(Dataset entries)
--- START ---

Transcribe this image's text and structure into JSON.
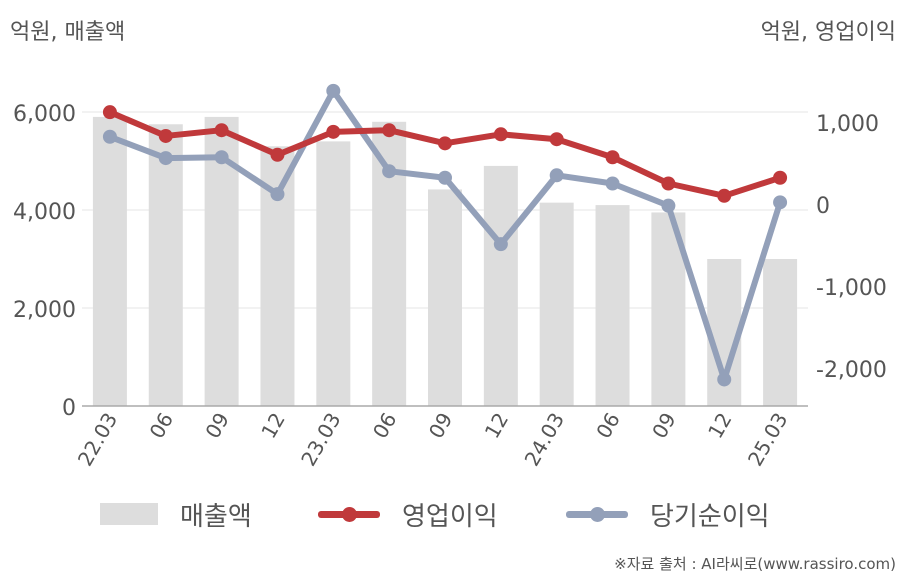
{
  "chart_data": {
    "type": "bar+line",
    "categories": [
      "22.03",
      "06",
      "09",
      "12",
      "23.03",
      "06",
      "09",
      "12",
      "24.03",
      "06",
      "09",
      "12",
      "25.03"
    ],
    "left_axis": {
      "unit": "억원, 매출액",
      "range": [
        0,
        6000
      ],
      "ticks": [
        0,
        2000,
        4000,
        6000
      ],
      "tick_labels": [
        "0",
        "2,000",
        "4,000",
        "6,000"
      ]
    },
    "right_axis": {
      "unit": "억원, 영업이익",
      "range": [
        -2500,
        1400
      ],
      "ticks": [
        -2000,
        -1000,
        0,
        1000
      ],
      "tick_labels": [
        "-2,000",
        "-1,000",
        "0",
        "1,000"
      ]
    },
    "series": [
      {
        "name": "매출액",
        "kind": "bar",
        "axis": "left",
        "color": "#dddddd",
        "values": [
          5900,
          5750,
          5900,
          5300,
          5400,
          5800,
          4420,
          4900,
          4150,
          4100,
          3950,
          3000,
          3000
        ]
      },
      {
        "name": "영업이익",
        "kind": "line",
        "axis": "right",
        "color": "#c0393b",
        "values": [
          1120,
          830,
          900,
          600,
          880,
          900,
          740,
          850,
          790,
          570,
          250,
          100,
          320
        ]
      },
      {
        "name": "당기순이익",
        "kind": "line",
        "axis": "right",
        "color": "#93a0b9",
        "values": [
          820,
          560,
          570,
          120,
          1380,
          400,
          320,
          -490,
          350,
          250,
          -20,
          -2140,
          20
        ]
      }
    ],
    "grid": true,
    "legend_position": "bottom"
  },
  "source": "※자료 출처 : AI라씨로(www.rassiro.com)"
}
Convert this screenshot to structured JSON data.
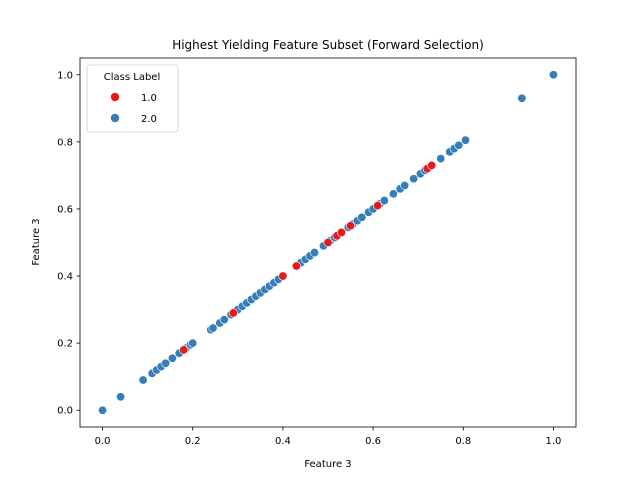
{
  "chart_data": {
    "type": "scatter",
    "title": "Highest Yielding Feature Subset (Forward Selection)",
    "xlabel": "Feature 3",
    "ylabel": "Feature 3",
    "xlim": [
      -0.05,
      1.05
    ],
    "ylim": [
      -0.05,
      1.05
    ],
    "xticks": [
      "0.0",
      "0.2",
      "0.4",
      "0.6",
      "0.8",
      "1.0"
    ],
    "yticks": [
      "0.0",
      "0.2",
      "0.4",
      "0.6",
      "0.8",
      "1.0"
    ],
    "grid": false,
    "legend": {
      "title": "Class Label",
      "placement": "top-left"
    },
    "series": [
      {
        "name": "1.0",
        "color": "#e41a1c",
        "x": [
          0.18,
          0.29,
          0.4,
          0.43,
          0.5,
          0.52,
          0.53,
          0.55,
          0.61,
          0.72,
          0.73
        ],
        "y": [
          0.18,
          0.29,
          0.4,
          0.43,
          0.5,
          0.52,
          0.53,
          0.55,
          0.61,
          0.72,
          0.73
        ]
      },
      {
        "name": "2.0",
        "color": "#377eb8",
        "x": [
          0.0,
          0.04,
          0.09,
          0.11,
          0.12,
          0.13,
          0.14,
          0.155,
          0.17,
          0.185,
          0.195,
          0.2,
          0.24,
          0.245,
          0.26,
          0.27,
          0.285,
          0.3,
          0.31,
          0.32,
          0.33,
          0.34,
          0.35,
          0.36,
          0.37,
          0.38,
          0.39,
          0.43,
          0.44,
          0.45,
          0.46,
          0.47,
          0.49,
          0.505,
          0.515,
          0.525,
          0.545,
          0.555,
          0.565,
          0.575,
          0.59,
          0.6,
          0.615,
          0.625,
          0.645,
          0.66,
          0.67,
          0.69,
          0.705,
          0.715,
          0.75,
          0.77,
          0.78,
          0.79,
          0.805,
          0.93,
          1.0
        ],
        "y": [
          0.0,
          0.04,
          0.09,
          0.11,
          0.12,
          0.13,
          0.14,
          0.155,
          0.17,
          0.185,
          0.195,
          0.2,
          0.24,
          0.245,
          0.26,
          0.27,
          0.285,
          0.3,
          0.31,
          0.32,
          0.33,
          0.34,
          0.35,
          0.36,
          0.37,
          0.38,
          0.39,
          0.43,
          0.44,
          0.45,
          0.46,
          0.47,
          0.49,
          0.505,
          0.515,
          0.525,
          0.545,
          0.555,
          0.565,
          0.575,
          0.59,
          0.6,
          0.615,
          0.625,
          0.645,
          0.66,
          0.67,
          0.69,
          0.705,
          0.715,
          0.75,
          0.77,
          0.78,
          0.79,
          0.805,
          0.93,
          1.0
        ]
      }
    ]
  }
}
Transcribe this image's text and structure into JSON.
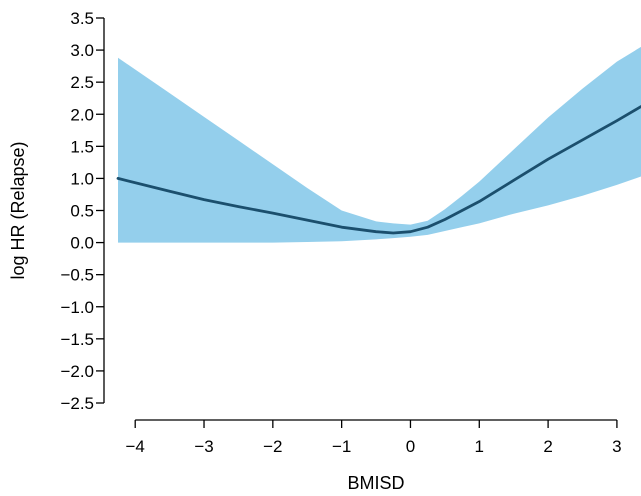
{
  "chart_data": {
    "type": "line",
    "xlabel": "BMISD",
    "ylabel": "log HR (Relapse)",
    "xlim": [
      -4.25,
      3.35
    ],
    "ylim": [
      -2.5,
      3.5
    ],
    "x_ticks": [
      -4,
      -3,
      -2,
      -1,
      0,
      1,
      2,
      3
    ],
    "x_tick_labels": [
      "−4",
      "−3",
      "−2",
      "−1",
      "0",
      "1",
      "2",
      "3"
    ],
    "y_ticks": [
      -2.5,
      -2.0,
      -1.5,
      -1.0,
      -0.5,
      0.0,
      0.5,
      1.0,
      1.5,
      2.0,
      2.5,
      3.0,
      3.5
    ],
    "y_tick_labels": [
      "−2.5",
      "−2.0",
      "−1.5",
      "−1.0",
      "−0.5",
      "0.0",
      "0.5",
      "1.0",
      "1.5",
      "2.0",
      "2.5",
      "3.0",
      "3.5"
    ],
    "grid": false,
    "series": [
      {
        "kind": "estimate",
        "x": [
          -4.25,
          -3.5,
          -3.0,
          -2.5,
          -2.0,
          -1.5,
          -1.0,
          -0.5,
          -0.25,
          0.0,
          0.25,
          0.5,
          0.75,
          1.0,
          1.5,
          2.0,
          2.5,
          3.0,
          3.35
        ],
        "y": [
          1.0,
          0.8,
          0.67,
          0.56,
          0.46,
          0.35,
          0.24,
          0.17,
          0.15,
          0.17,
          0.24,
          0.36,
          0.5,
          0.64,
          0.97,
          1.3,
          1.6,
          1.9,
          2.12
        ]
      },
      {
        "kind": "confidence_band",
        "x": [
          -4.25,
          -3.5,
          -3.0,
          -2.5,
          -2.0,
          -1.5,
          -1.0,
          -0.5,
          -0.25,
          0.0,
          0.25,
          0.5,
          0.75,
          1.0,
          1.5,
          2.0,
          2.5,
          3.0,
          3.35
        ],
        "lower": [
          0.0,
          0.0,
          0.0,
          0.0,
          0.0,
          0.01,
          0.02,
          0.05,
          0.07,
          0.09,
          0.12,
          0.18,
          0.24,
          0.3,
          0.45,
          0.58,
          0.73,
          0.9,
          1.03
        ],
        "upper": [
          2.88,
          2.33,
          1.96,
          1.59,
          1.22,
          0.85,
          0.5,
          0.33,
          0.3,
          0.28,
          0.34,
          0.52,
          0.73,
          0.95,
          1.45,
          1.95,
          2.4,
          2.82,
          3.05
        ]
      }
    ],
    "colors": {
      "line": "#1b4f6d",
      "band": "#94cfec",
      "axis": "#000000"
    }
  }
}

--- END ---

EXERCISE TASK -> Leave out all pictures, then copy the remaining material exactly.

OUTPUT FOR THIS TASK ->
Transcribe this image's text and structure into JSON.
{
  "chart_data": {
    "type": "bar+line",
    "categories": [
      "22.03",
      "06",
      "09",
      "12",
      "23.03",
      "06",
      "09",
      "12",
      "24.03",
      "06",
      "09",
      "12",
      "25.03"
    ],
    "left_axis": {
      "unit": "억원, 매출액",
      "range": [
        0,
        6000
      ],
      "ticks": [
        0,
        2000,
        4000,
        6000
      ],
      "tick_labels": [
        "0",
        "2,000",
        "4,000",
        "6,000"
      ]
    },
    "right_axis": {
      "unit": "억원, 영업이익",
      "range": [
        -2500,
        1400
      ],
      "ticks": [
        -2000,
        -1000,
        0,
        1000
      ],
      "tick_labels": [
        "-2,000",
        "-1,000",
        "0",
        "1,000"
      ]
    },
    "series": [
      {
        "name": "매출액",
        "kind": "bar",
        "axis": "left",
        "color": "#dddddd",
        "values": [
          5900,
          5750,
          5900,
          5300,
          5400,
          5800,
          4420,
          4900,
          4150,
          4100,
          3950,
          3000,
          3000
        ]
      },
      {
        "name": "영업이익",
        "kind": "line",
        "axis": "right",
        "color": "#c0393b",
        "values": [
          1120,
          830,
          900,
          600,
          880,
          900,
          740,
          850,
          790,
          570,
          250,
          100,
          320
        ]
      },
      {
        "name": "당기순이익",
        "kind": "line",
        "axis": "right",
        "color": "#93a0b9",
        "values": [
          820,
          560,
          570,
          120,
          1380,
          400,
          320,
          -490,
          350,
          250,
          -20,
          -2140,
          20
        ]
      }
    ],
    "grid": true,
    "legend_position": "bottom"
  },
  "source": "※자료 출처 : AI라씨로(www.rassiro.com)"
}
Convert this screenshot to structured JSON data.
{
  "chart_data": {
    "type": "scatter",
    "title": "Highest Yielding Feature Subset (Forward Selection)",
    "xlabel": "Feature 3",
    "ylabel": "Feature 3",
    "xlim": [
      -0.05,
      1.05
    ],
    "ylim": [
      -0.05,
      1.05
    ],
    "xticks": [
      "0.0",
      "0.2",
      "0.4",
      "0.6",
      "0.8",
      "1.0"
    ],
    "yticks": [
      "0.0",
      "0.2",
      "0.4",
      "0.6",
      "0.8",
      "1.0"
    ],
    "grid": false,
    "legend": {
      "title": "Class Label",
      "placement": "top-left"
    },
    "series": [
      {
        "name": "1.0",
        "color": "#e41a1c",
        "x": [
          0.18,
          0.29,
          0.4,
          0.43,
          0.5,
          0.52,
          0.53,
          0.55,
          0.61,
          0.72,
          0.73
        ],
        "y": [
          0.18,
          0.29,
          0.4,
          0.43,
          0.5,
          0.52,
          0.53,
          0.55,
          0.61,
          0.72,
          0.73
        ]
      },
      {
        "name": "2.0",
        "color": "#377eb8",
        "x": [
          0.0,
          0.04,
          0.09,
          0.11,
          0.12,
          0.13,
          0.14,
          0.155,
          0.17,
          0.185,
          0.195,
          0.2,
          0.24,
          0.245,
          0.26,
          0.27,
          0.285,
          0.3,
          0.31,
          0.32,
          0.33,
          0.34,
          0.35,
          0.36,
          0.37,
          0.38,
          0.39,
          0.43,
          0.44,
          0.45,
          0.46,
          0.47,
          0.49,
          0.505,
          0.515,
          0.525,
          0.545,
          0.555,
          0.565,
          0.575,
          0.59,
          0.6,
          0.615,
          0.625,
          0.645,
          0.66,
          0.67,
          0.69,
          0.705,
          0.715,
          0.75,
          0.77,
          0.78,
          0.79,
          0.805,
          0.93,
          1.0
        ],
        "y": [
          0.0,
          0.04,
          0.09,
          0.11,
          0.12,
          0.13,
          0.14,
          0.155,
          0.17,
          0.185,
          0.195,
          0.2,
          0.24,
          0.245,
          0.26,
          0.27,
          0.285,
          0.3,
          0.31,
          0.32,
          0.33,
          0.34,
          0.35,
          0.36,
          0.37,
          0.38,
          0.39,
          0.43,
          0.44,
          0.45,
          0.46,
          0.47,
          0.49,
          0.505,
          0.515,
          0.525,
          0.545,
          0.555,
          0.565,
          0.575,
          0.59,
          0.6,
          0.615,
          0.625,
          0.645,
          0.66,
          0.67,
          0.69,
          0.705,
          0.715,
          0.75,
          0.77,
          0.78,
          0.79,
          0.805,
          0.93,
          1.0
        ]
      }
    ]
  }
}
Transcribe this image's text and structure into JSON.
{
  "chart_data": {
    "type": "line",
    "xlabel": "BMISD",
    "ylabel": "log HR (Relapse)",
    "xlim": [
      -4.25,
      3.35
    ],
    "ylim": [
      -2.5,
      3.5
    ],
    "x_ticks": [
      -4,
      -3,
      -2,
      -1,
      0,
      1,
      2,
      3
    ],
    "x_tick_labels": [
      "−4",
      "−3",
      "−2",
      "−1",
      "0",
      "1",
      "2",
      "3"
    ],
    "y_ticks": [
      -2.5,
      -2.0,
      -1.5,
      -1.0,
      -0.5,
      0.0,
      0.5,
      1.0,
      1.5,
      2.0,
      2.5,
      3.0,
      3.5
    ],
    "y_tick_labels": [
      "−2.5",
      "−2.0",
      "−1.5",
      "−1.0",
      "−0.5",
      "0.0",
      "0.5",
      "1.0",
      "1.5",
      "2.0",
      "2.5",
      "3.0",
      "3.5"
    ],
    "grid": false,
    "series": [
      {
        "kind": "estimate",
        "x": [
          -4.25,
          -3.5,
          -3.0,
          -2.5,
          -2.0,
          -1.5,
          -1.0,
          -0.5,
          -0.25,
          0.0,
          0.25,
          0.5,
          0.75,
          1.0,
          1.5,
          2.0,
          2.5,
          3.0,
          3.35
        ],
        "y": [
          1.0,
          0.8,
          0.67,
          0.56,
          0.46,
          0.35,
          0.24,
          0.17,
          0.15,
          0.17,
          0.24,
          0.36,
          0.5,
          0.64,
          0.97,
          1.3,
          1.6,
          1.9,
          2.12
        ]
      },
      {
        "kind": "confidence_band",
        "x": [
          -4.25,
          -3.5,
          -3.0,
          -2.5,
          -2.0,
          -1.5,
          -1.0,
          -0.5,
          -0.25,
          0.0,
          0.25,
          0.5,
          0.75,
          1.0,
          1.5,
          2.0,
          2.5,
          3.0,
          3.35
        ],
        "lower": [
          0.0,
          0.0,
          0.0,
          0.0,
          0.0,
          0.01,
          0.02,
          0.05,
          0.07,
          0.09,
          0.12,
          0.18,
          0.24,
          0.3,
          0.45,
          0.58,
          0.73,
          0.9,
          1.03
        ],
        "upper": [
          2.88,
          2.33,
          1.96,
          1.59,
          1.22,
          0.85,
          0.5,
          0.33,
          0.3,
          0.28,
          0.34,
          0.52,
          0.73,
          0.95,
          1.45,
          1.95,
          2.4,
          2.82,
          3.05
        ]
      }
    ],
    "colors": {
      "line": "#1b4f6d",
      "band": "#94cfec",
      "axis": "#000000"
    }
  }
}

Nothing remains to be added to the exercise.